Supplied passage —
========================================================================

NVIDIA / NeMo-Guardrails

NeMo Guardrails is an open-source toolkit for easily adding programmable guardrails to LLM-based conversational systems.
Other
4.12k stars 385 forks source link

Refrain Nemo-Guardrails to Send the Actual User Input to LLM #706

Open minghongg opened 2 months ago

minghongg commented 2 months ago

Hi team,

Is it possible to configure Nemo-Guardrails to avoid sending the actual user input to the LLM? I understand that the actual user input won't be sent if the input rails are triggered. However, is it also possible to prevent the user input from being sent, regardless of whether the input rails are triggered or not? Thanks!

Drewwb commented 2 months ago

Yes, it is possible to configure NeMo Guardrails to avoid sending the actual user input to the LLM, regardless of whether input rails are triggered.

In your colang file you could add the following:

define user_input_passes_guardrails as user says something not offensive or inappropriate

when user_input_passes_guardrails:
    bot says "pass"

========================================================================

Entries supplied —
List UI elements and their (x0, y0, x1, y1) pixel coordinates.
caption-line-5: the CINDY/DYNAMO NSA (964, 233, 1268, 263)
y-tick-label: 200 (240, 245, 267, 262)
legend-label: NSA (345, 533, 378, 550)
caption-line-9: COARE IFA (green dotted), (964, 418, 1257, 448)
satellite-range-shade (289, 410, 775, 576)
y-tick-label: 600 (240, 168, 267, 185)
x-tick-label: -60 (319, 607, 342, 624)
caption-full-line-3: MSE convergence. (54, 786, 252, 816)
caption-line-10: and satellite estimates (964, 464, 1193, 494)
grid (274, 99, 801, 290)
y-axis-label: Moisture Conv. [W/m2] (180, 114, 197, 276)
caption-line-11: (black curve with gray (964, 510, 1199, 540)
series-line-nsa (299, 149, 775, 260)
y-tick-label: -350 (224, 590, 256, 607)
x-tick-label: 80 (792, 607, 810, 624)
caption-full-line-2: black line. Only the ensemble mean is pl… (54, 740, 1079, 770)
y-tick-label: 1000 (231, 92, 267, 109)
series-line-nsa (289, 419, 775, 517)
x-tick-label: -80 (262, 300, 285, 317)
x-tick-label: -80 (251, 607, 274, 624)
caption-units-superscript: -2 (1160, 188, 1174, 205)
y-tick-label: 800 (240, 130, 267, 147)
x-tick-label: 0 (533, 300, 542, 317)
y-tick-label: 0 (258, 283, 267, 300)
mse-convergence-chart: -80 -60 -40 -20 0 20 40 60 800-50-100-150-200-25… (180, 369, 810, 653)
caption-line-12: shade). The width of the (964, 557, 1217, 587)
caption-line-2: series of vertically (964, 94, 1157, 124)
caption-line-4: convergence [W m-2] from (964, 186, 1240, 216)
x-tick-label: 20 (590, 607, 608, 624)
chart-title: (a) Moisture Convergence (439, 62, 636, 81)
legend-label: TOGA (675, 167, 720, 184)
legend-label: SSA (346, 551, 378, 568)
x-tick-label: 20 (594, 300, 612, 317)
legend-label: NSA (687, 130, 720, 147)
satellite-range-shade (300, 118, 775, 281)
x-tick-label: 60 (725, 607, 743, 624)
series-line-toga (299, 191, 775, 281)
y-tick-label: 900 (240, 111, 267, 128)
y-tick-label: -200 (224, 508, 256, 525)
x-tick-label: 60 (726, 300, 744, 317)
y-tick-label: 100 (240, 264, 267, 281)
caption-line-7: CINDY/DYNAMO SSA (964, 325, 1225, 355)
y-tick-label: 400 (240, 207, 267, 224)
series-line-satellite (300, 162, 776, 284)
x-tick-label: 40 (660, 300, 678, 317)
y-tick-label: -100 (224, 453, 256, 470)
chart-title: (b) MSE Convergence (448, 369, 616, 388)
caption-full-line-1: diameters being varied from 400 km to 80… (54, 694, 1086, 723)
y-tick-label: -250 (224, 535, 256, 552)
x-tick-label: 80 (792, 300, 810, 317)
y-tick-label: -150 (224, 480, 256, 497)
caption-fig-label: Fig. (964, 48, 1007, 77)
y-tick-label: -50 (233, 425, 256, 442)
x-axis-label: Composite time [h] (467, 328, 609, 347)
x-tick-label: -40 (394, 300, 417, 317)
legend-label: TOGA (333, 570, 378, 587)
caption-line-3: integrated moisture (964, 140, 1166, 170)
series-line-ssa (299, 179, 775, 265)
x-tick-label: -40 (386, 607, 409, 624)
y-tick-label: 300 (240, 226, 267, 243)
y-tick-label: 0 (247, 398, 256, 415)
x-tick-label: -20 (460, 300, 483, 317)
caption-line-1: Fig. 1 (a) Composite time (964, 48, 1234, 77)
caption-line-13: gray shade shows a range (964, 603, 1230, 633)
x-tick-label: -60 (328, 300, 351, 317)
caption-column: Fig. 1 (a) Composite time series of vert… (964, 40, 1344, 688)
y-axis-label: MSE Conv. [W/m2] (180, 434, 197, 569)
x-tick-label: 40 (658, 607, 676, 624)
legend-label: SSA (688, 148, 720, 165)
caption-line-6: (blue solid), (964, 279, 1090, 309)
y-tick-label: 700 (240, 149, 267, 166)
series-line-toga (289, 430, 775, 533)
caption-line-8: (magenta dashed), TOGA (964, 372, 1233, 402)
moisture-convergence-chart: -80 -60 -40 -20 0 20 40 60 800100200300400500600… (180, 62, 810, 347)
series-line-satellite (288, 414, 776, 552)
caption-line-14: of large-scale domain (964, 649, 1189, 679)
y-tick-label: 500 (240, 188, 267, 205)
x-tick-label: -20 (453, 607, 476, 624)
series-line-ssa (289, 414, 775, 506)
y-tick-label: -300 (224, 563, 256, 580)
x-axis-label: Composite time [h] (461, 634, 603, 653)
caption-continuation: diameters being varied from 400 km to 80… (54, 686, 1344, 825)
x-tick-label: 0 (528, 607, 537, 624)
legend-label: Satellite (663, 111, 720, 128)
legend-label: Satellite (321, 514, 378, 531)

========================================================================

Activity A — In the GitHub thread about NeMo Guardrails, do these statements agree with the text? (i) The repository shows 385 forks. (ii) minghongg believes the actual user input is still sent to the LLM when input rails are triggered. (iii) Drewwb proposes adding lines to a colang file. Answer yes or no for each and quote the deciding words of the thread.
Activity B — From the GitHub thread about NeMo Guardrails, extract the part that starts at the words "Refrain Nemo-Guardrails to" and ends after "or not? Thanks!", copying it word for word.
Activity C — Extend the GitHub thread about NeMo Guardrails, picking up right after its final line.

Answer area A —
(i) Yes: "4.12k stars 385 forks"
(ii) No: "I understand that the actual user input won't be sent if the input rails are triggered."
(iii) Yes: "In your colang file you could add the following:"

Answer area B —
Refrain Nemo-Guardrails to Send the Actual User Input to LLM #706

Open minghongg opened 2 months ago

minghongg commented 2 months ago

Hi team,

Is it possible to configure Nemo-Guardrails to avoid sending the actual user input to the LLM? I understand that the actual user input won't be sent if the input rails are triggered. However, is it also possible to prevent the user input from being sent, regardless of whether the input rails are triggered or not? Thanks!

Answer area C —
    action stop_processing  # This stops the input from being sent to the LLM

You could also chain another LLM to your guardrails:

In essence, you would prompt your Observer LLM in a way that makes sure it doesn't output the user's input.

Pouyanpi commented 1 month ago

@minghongg, do you mean that you want to use predefined flows only?

What do you want to do with the user input? It'd be great if you can explain your use case more

drazvan commented 1 month ago

Addi this for reference as well: https://docs.nvidia.com/nemo/guardrails/user_guides/input_output_rails_only/README.html#using-only-input-and-output-rails .